_DESCRIPTION OF THE TASK_.
Show every line where "this" occurs.

_GIVEN ENTRIES_.
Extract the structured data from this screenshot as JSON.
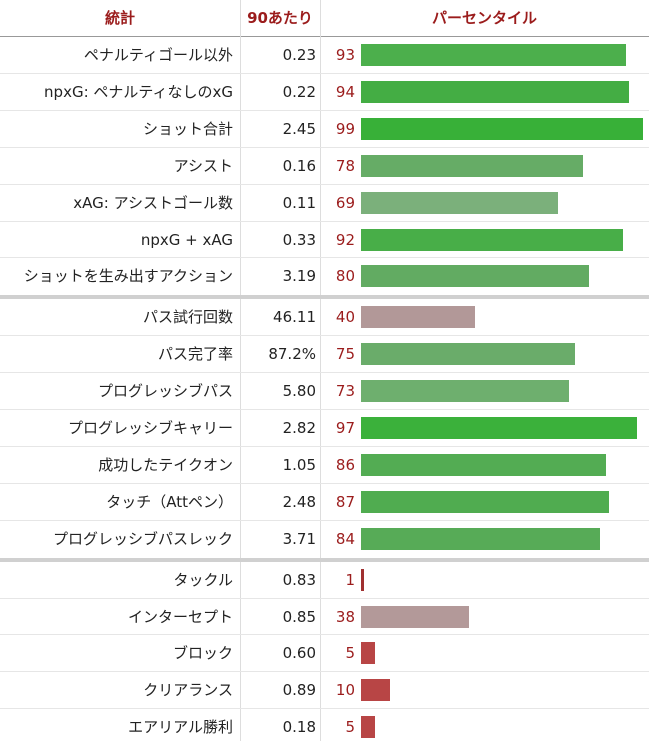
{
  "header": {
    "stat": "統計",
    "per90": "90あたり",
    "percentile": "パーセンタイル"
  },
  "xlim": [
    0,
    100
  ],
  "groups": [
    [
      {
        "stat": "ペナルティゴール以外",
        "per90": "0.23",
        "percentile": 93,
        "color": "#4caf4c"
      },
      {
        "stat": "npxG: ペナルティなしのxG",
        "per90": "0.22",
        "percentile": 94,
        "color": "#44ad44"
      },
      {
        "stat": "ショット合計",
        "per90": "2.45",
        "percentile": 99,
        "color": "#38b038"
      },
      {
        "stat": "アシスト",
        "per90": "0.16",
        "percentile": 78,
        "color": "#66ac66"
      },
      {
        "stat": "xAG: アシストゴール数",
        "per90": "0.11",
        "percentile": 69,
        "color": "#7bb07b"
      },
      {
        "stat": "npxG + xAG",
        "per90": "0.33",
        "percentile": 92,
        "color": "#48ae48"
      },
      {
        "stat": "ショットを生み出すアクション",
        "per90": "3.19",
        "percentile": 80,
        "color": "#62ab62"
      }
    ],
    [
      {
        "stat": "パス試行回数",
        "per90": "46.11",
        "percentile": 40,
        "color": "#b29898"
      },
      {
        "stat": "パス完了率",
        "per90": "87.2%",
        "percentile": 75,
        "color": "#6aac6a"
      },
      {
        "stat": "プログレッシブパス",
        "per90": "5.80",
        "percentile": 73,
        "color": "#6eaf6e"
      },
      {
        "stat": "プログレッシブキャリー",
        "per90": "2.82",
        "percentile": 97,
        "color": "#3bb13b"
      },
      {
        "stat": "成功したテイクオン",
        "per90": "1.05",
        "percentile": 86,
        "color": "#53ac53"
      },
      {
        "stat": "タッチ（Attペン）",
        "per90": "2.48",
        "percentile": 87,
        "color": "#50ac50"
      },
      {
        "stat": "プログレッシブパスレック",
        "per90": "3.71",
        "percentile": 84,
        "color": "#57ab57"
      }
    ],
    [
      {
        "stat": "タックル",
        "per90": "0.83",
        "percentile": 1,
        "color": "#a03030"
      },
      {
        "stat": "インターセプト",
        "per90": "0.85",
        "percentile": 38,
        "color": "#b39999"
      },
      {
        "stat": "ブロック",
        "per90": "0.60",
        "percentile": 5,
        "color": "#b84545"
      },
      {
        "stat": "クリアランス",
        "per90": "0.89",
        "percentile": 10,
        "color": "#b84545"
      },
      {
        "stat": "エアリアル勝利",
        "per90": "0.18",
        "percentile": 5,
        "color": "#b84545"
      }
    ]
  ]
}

---

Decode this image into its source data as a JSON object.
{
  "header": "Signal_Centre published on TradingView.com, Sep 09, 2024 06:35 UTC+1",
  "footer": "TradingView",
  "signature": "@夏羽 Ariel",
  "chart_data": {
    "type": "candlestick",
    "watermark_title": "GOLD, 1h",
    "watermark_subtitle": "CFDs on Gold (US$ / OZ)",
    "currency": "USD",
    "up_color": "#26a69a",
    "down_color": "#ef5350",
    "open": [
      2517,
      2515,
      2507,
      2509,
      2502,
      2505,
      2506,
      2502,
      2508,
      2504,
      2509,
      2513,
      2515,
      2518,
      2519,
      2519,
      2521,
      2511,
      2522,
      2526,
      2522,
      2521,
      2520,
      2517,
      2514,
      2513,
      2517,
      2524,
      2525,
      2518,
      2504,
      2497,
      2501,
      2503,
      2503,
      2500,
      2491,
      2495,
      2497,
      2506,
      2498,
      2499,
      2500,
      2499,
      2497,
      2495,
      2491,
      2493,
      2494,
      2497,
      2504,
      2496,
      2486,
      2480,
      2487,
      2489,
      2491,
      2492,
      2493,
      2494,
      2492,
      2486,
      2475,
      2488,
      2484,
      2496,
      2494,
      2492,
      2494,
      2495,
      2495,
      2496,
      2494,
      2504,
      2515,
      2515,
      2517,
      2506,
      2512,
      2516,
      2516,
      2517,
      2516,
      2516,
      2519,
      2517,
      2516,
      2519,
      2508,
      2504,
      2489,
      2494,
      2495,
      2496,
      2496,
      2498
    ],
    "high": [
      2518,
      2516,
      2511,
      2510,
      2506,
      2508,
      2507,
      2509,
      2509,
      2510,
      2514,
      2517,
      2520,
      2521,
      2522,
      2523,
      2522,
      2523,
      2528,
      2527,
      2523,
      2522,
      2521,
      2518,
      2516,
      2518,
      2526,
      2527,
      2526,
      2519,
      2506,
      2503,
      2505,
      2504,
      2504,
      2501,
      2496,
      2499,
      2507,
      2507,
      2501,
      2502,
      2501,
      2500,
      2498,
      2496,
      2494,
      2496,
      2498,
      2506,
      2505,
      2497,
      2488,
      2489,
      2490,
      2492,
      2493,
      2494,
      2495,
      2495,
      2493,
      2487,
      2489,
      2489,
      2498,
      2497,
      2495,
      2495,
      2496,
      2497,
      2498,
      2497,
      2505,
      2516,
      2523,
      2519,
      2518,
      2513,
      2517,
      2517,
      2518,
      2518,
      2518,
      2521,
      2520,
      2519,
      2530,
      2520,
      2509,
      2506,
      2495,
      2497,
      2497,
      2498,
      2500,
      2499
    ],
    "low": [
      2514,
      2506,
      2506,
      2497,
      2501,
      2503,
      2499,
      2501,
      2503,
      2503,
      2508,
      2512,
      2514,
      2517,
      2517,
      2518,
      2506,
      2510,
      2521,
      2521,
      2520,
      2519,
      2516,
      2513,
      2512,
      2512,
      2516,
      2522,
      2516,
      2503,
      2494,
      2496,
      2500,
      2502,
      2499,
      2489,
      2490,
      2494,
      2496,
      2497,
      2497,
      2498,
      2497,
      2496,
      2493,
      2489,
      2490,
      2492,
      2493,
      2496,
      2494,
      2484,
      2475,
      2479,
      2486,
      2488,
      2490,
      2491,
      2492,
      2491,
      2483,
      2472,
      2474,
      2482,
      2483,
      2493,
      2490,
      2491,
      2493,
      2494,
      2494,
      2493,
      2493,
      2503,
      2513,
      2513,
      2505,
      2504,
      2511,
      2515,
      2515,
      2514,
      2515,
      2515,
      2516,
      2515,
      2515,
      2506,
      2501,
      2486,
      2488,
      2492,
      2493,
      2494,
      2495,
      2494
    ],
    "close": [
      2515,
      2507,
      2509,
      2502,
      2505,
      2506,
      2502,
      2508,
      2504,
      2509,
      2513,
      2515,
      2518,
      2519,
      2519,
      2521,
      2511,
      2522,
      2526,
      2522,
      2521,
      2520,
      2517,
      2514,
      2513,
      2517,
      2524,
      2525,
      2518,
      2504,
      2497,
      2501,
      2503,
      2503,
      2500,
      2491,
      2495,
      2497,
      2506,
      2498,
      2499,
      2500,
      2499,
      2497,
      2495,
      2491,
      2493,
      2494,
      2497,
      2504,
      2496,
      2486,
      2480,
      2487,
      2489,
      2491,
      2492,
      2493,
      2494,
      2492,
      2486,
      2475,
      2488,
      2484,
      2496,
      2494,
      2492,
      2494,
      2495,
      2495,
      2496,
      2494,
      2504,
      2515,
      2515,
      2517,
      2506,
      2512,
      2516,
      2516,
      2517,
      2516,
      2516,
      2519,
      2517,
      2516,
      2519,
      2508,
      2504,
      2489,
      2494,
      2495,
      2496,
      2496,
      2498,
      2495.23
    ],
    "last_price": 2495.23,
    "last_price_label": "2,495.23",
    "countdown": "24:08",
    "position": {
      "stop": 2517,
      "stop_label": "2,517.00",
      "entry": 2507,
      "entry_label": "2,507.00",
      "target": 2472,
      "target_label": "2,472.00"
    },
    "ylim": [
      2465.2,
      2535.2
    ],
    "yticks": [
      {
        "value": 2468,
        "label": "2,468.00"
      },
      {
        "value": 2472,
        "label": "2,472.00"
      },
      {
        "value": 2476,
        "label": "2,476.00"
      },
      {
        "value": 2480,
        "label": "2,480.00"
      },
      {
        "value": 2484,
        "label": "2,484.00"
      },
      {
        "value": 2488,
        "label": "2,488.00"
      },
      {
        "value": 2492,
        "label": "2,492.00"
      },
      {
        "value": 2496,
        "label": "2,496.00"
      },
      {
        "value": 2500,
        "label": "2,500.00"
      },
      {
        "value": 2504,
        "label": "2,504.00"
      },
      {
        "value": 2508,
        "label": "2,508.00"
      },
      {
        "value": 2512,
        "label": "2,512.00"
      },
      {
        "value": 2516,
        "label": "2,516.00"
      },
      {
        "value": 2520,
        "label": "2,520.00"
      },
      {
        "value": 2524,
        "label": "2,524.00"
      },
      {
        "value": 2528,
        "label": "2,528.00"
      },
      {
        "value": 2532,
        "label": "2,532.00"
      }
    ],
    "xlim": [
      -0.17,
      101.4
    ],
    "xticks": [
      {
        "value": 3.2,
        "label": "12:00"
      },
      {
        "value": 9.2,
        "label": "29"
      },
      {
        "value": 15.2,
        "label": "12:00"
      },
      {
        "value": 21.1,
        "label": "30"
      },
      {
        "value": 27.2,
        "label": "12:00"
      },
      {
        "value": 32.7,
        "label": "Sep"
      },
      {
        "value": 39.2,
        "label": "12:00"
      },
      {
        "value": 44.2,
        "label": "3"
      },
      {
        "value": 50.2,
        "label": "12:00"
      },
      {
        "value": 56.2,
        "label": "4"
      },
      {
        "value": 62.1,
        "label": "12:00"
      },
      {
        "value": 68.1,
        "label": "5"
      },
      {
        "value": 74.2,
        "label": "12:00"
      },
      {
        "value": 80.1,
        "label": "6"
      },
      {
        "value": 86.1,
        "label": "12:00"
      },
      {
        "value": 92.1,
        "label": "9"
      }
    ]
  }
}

_THE OUTPUT_.
Extract the structured data from this screenshot as JSON.
Decode this image into its source data as a JSON object.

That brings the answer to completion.